TASK INPUTS.

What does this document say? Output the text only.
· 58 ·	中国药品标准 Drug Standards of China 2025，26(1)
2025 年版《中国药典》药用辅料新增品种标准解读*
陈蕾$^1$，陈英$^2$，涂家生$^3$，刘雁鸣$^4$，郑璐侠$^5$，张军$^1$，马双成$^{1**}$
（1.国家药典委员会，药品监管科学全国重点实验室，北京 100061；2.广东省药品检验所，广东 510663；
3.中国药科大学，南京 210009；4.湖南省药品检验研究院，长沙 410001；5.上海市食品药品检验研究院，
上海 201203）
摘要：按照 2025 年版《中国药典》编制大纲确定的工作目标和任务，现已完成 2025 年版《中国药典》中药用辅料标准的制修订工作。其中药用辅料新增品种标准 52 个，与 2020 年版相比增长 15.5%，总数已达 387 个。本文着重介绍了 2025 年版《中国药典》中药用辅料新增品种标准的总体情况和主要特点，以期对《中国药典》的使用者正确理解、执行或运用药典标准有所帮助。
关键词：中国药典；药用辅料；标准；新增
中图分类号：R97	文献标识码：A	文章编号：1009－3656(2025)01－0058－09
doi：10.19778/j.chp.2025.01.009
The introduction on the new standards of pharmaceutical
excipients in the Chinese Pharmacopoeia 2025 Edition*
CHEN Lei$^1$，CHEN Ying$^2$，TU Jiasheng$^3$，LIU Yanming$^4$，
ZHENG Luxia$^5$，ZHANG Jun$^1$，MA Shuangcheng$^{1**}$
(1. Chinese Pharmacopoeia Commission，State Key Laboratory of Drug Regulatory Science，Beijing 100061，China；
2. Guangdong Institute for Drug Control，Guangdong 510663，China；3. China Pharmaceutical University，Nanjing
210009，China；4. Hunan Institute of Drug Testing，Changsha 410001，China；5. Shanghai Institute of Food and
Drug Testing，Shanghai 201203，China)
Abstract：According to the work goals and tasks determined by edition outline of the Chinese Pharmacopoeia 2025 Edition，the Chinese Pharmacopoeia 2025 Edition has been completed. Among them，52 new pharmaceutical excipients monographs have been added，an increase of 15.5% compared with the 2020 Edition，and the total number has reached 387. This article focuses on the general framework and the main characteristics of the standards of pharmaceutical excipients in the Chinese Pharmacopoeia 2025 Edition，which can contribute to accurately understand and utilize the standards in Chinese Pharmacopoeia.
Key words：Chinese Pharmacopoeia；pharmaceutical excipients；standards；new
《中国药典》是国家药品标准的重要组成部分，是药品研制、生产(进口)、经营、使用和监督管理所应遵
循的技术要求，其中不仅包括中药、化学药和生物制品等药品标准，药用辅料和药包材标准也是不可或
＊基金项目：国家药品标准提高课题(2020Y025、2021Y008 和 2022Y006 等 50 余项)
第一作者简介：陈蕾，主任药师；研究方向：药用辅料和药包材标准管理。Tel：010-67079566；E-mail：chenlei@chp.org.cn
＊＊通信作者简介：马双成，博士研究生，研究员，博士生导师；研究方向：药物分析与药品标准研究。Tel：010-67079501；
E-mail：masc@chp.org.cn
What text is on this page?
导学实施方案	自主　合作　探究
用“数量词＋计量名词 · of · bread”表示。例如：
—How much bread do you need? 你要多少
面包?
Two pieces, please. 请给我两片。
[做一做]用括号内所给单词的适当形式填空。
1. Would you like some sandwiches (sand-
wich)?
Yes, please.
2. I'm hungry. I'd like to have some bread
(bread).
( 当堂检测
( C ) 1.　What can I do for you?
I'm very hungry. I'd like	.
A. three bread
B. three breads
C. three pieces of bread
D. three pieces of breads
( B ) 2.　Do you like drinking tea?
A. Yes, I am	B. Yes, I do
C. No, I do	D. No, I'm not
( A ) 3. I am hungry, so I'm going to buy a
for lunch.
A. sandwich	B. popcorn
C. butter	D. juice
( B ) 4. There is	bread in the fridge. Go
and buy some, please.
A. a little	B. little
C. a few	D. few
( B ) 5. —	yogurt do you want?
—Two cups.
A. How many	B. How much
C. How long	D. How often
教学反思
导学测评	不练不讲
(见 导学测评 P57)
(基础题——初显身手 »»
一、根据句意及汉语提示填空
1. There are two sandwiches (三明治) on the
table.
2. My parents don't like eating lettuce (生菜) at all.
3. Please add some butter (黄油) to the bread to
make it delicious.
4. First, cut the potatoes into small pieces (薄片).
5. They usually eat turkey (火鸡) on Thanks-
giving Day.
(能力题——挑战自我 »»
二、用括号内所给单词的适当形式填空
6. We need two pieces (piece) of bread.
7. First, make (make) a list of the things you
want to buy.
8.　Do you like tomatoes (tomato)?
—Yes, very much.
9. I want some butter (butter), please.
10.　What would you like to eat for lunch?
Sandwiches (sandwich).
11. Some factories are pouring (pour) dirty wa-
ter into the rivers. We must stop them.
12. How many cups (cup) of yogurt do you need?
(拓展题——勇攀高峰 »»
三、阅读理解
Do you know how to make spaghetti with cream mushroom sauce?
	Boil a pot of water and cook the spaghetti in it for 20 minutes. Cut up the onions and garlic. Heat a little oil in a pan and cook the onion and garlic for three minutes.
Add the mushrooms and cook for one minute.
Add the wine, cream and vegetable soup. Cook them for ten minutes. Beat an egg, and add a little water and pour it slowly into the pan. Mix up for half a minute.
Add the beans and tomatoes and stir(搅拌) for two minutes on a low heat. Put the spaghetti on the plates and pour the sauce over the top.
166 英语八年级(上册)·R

WORK TO COMPLETE. Give only the number of lines in the material above that hold the word "Chinese".

THE ANSWER. 4